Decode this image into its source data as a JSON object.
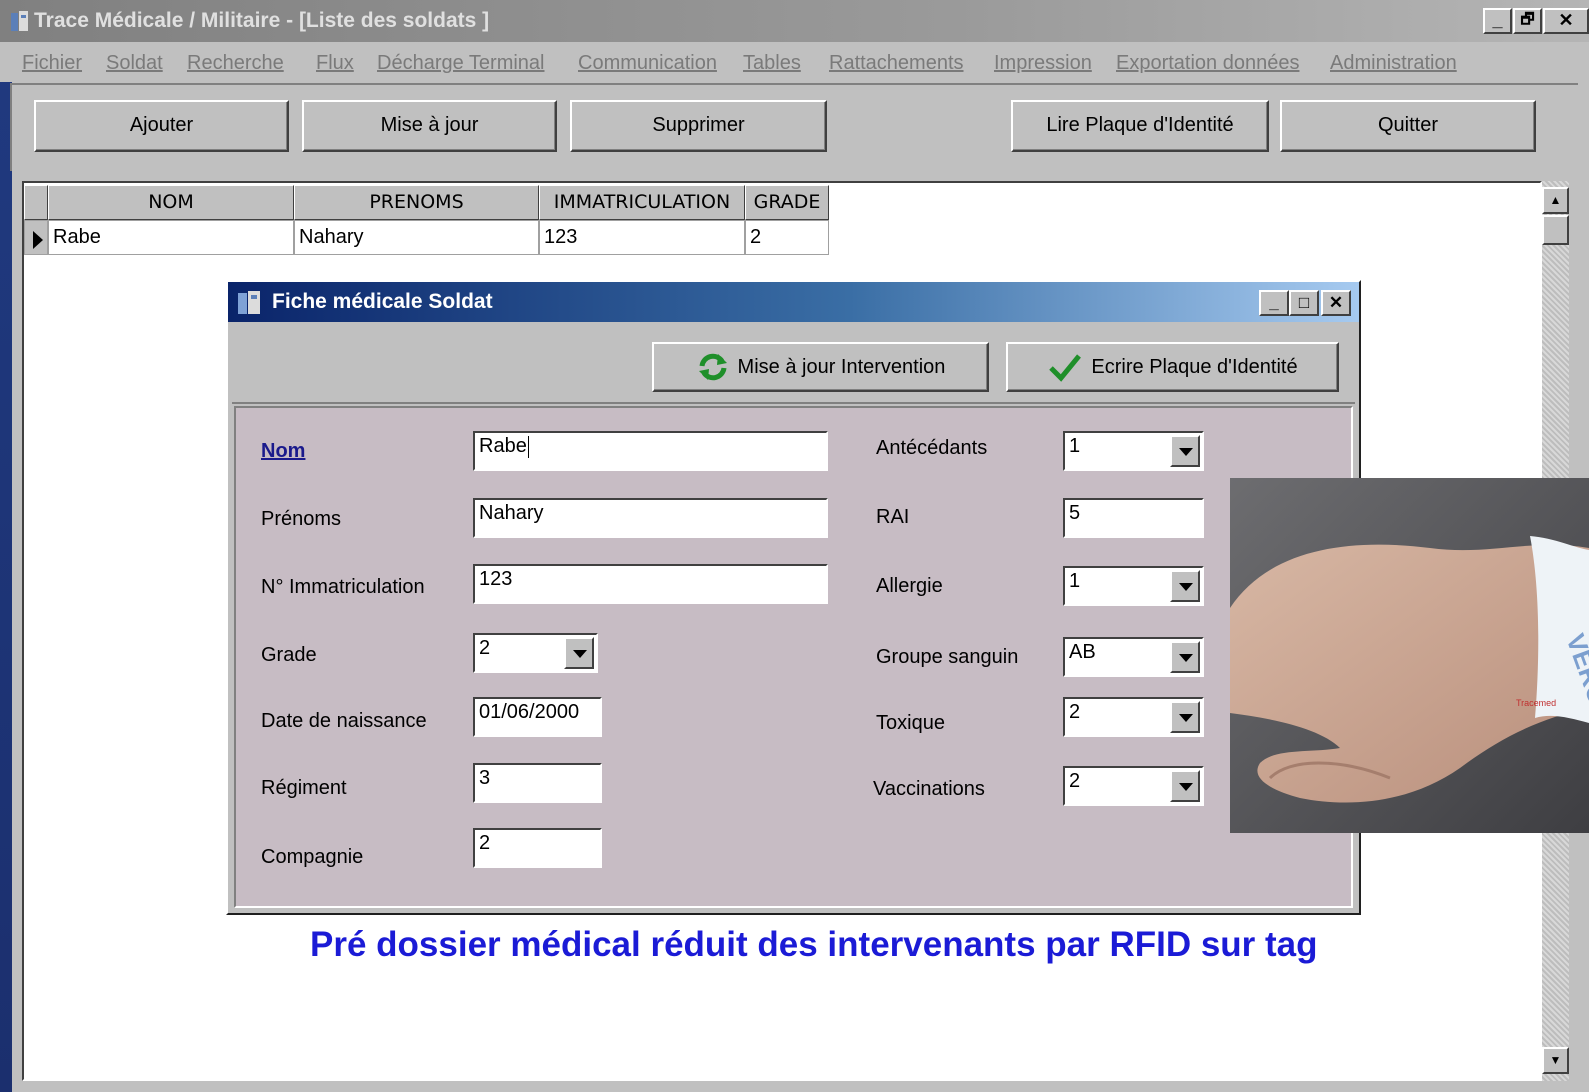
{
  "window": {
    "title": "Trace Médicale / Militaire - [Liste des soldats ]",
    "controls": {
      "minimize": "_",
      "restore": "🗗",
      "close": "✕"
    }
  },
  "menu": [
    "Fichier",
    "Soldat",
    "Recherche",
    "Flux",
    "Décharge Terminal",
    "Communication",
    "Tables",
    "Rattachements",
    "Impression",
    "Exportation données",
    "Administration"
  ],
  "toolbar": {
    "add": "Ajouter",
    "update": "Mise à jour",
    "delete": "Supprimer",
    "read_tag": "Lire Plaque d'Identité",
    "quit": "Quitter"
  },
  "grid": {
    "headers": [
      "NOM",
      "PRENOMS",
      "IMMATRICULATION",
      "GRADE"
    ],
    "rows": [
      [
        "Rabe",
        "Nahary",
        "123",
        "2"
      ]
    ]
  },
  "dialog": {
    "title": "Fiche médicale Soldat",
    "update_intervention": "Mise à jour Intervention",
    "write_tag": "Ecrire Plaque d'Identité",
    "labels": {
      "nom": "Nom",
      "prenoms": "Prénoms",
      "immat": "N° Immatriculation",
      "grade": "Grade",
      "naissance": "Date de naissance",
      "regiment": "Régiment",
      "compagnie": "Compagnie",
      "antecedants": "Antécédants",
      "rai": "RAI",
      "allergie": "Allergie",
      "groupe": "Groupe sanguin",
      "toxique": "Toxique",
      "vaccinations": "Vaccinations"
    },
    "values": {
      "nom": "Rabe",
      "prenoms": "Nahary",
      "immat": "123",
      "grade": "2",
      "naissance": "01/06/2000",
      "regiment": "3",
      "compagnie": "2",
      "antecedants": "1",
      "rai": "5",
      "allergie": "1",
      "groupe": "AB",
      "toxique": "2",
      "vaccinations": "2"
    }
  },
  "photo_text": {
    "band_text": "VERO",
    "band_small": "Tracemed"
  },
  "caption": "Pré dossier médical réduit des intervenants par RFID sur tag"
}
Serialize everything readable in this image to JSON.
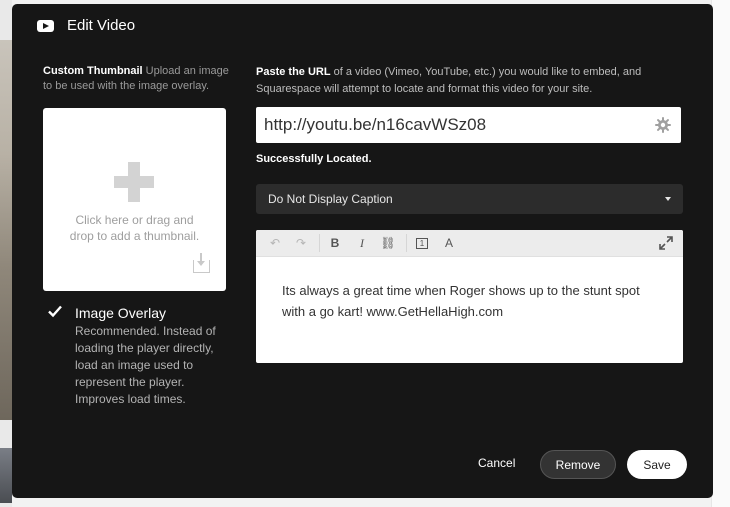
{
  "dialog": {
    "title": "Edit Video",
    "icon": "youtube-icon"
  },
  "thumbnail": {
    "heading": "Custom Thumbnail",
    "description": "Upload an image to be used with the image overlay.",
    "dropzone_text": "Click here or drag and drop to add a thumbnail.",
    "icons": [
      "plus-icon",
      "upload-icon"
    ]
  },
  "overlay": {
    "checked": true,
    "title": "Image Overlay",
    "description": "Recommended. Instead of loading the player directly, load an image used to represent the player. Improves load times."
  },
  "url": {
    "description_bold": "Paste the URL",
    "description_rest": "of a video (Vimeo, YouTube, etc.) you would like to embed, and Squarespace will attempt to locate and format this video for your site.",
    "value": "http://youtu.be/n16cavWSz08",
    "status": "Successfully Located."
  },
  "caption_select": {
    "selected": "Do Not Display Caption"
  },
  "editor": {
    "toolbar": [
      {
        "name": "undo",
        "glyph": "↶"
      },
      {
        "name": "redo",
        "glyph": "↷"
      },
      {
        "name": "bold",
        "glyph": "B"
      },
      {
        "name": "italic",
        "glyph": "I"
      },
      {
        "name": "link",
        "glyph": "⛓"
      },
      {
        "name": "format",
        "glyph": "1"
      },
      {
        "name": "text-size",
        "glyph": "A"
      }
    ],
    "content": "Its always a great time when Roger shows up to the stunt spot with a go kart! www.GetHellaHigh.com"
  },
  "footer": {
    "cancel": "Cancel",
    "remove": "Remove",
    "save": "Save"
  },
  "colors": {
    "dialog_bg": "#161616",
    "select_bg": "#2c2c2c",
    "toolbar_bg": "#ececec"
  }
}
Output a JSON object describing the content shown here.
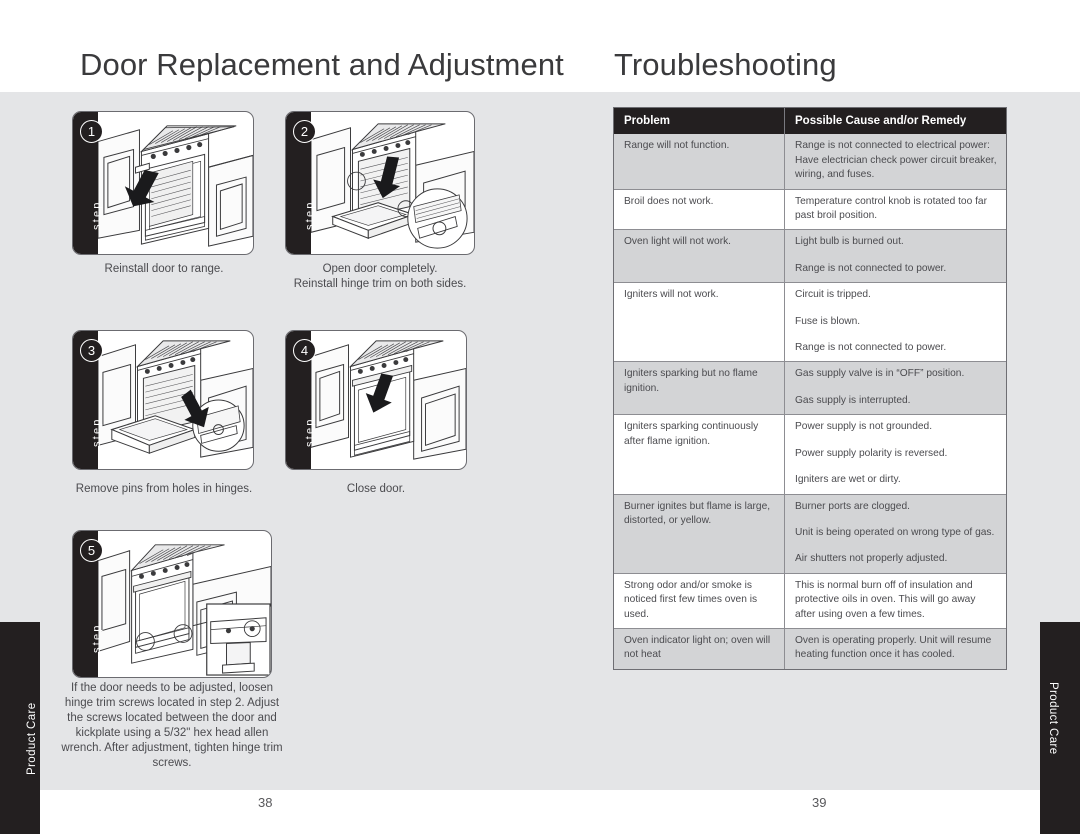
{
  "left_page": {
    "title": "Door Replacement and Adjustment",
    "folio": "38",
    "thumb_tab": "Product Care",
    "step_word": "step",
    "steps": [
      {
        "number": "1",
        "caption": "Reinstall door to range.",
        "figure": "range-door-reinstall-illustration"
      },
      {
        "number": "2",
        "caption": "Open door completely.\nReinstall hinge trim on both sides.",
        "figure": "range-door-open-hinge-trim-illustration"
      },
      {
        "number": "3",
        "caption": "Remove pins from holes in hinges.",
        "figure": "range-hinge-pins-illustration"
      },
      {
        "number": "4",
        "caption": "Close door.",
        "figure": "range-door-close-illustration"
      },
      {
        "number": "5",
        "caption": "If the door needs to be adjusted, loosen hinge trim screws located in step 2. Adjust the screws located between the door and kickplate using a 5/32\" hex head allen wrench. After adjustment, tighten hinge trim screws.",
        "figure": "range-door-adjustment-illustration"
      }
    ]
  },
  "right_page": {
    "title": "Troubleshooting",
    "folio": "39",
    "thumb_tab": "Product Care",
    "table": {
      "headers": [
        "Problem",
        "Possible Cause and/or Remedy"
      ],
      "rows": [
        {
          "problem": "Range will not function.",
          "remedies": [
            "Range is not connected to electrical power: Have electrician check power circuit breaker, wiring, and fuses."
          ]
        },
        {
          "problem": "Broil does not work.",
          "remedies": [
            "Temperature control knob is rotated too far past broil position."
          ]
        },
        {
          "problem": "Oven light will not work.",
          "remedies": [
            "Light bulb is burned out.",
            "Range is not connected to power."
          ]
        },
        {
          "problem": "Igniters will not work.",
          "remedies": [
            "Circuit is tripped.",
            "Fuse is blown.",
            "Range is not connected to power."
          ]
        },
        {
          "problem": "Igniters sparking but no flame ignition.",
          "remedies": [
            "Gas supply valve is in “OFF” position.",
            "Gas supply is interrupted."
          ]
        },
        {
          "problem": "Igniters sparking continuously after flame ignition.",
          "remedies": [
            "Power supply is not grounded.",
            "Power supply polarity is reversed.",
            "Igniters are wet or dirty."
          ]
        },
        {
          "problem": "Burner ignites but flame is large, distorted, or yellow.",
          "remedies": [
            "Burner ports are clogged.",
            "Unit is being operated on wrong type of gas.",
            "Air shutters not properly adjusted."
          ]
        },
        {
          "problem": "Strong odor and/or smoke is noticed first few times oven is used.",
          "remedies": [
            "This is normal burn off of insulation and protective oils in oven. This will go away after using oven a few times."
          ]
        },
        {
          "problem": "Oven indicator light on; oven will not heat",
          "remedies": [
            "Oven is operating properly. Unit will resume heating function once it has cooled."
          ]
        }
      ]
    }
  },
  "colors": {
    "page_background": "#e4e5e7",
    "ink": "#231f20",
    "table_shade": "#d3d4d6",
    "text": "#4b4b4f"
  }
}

━━━━

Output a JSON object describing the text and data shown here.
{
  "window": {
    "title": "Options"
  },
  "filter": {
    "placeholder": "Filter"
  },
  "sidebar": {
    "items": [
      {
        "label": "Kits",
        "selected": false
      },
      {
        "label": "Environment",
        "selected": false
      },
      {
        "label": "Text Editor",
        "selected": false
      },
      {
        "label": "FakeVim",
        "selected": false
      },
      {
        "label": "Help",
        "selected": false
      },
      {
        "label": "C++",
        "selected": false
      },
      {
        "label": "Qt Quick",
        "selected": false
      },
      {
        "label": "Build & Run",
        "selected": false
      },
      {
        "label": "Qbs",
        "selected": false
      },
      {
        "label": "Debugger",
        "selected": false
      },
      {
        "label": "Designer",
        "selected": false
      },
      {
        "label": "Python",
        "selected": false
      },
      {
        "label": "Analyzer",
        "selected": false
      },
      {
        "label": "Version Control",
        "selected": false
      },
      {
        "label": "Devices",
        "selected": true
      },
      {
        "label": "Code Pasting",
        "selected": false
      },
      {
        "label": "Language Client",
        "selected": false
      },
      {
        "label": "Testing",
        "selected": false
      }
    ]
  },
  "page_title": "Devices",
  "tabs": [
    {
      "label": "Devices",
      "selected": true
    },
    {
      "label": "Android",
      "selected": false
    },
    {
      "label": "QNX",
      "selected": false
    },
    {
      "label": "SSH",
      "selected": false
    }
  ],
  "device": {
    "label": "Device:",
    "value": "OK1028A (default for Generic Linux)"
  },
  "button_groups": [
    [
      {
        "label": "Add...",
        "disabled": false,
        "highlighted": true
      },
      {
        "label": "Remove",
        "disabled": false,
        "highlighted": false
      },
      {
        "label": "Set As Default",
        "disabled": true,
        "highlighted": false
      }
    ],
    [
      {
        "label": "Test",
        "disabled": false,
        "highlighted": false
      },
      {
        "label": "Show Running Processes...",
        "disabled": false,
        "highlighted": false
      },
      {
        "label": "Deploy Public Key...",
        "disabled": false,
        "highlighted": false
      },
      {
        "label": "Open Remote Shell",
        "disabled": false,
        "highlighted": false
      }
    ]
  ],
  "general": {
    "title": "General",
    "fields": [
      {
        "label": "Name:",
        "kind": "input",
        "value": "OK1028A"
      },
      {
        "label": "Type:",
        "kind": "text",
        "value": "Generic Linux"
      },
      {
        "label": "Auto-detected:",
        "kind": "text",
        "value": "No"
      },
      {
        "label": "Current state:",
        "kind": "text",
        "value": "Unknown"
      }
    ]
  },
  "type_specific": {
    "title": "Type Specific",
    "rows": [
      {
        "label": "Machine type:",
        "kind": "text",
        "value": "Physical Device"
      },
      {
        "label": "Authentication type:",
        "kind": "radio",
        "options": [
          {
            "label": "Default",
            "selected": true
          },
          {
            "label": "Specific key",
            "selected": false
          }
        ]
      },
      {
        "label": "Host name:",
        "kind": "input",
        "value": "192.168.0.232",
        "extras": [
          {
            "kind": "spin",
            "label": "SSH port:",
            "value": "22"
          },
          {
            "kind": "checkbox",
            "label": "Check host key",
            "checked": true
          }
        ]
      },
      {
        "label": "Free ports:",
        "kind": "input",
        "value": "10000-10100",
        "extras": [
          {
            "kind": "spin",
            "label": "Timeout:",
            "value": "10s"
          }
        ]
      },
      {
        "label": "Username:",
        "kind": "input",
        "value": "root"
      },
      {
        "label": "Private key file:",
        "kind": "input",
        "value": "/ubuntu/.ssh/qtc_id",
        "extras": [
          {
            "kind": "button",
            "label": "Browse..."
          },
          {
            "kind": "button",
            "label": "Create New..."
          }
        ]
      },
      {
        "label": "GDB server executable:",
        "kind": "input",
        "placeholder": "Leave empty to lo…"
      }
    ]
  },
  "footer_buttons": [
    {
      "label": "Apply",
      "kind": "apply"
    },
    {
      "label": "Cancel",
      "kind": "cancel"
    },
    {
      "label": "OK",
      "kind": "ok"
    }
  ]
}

━━━━

## [EXERCISE AIM]
For the entries above, state how many lines contain the word "data". Provide the number by itself.

## [RESPONSE TO THE TASK]
2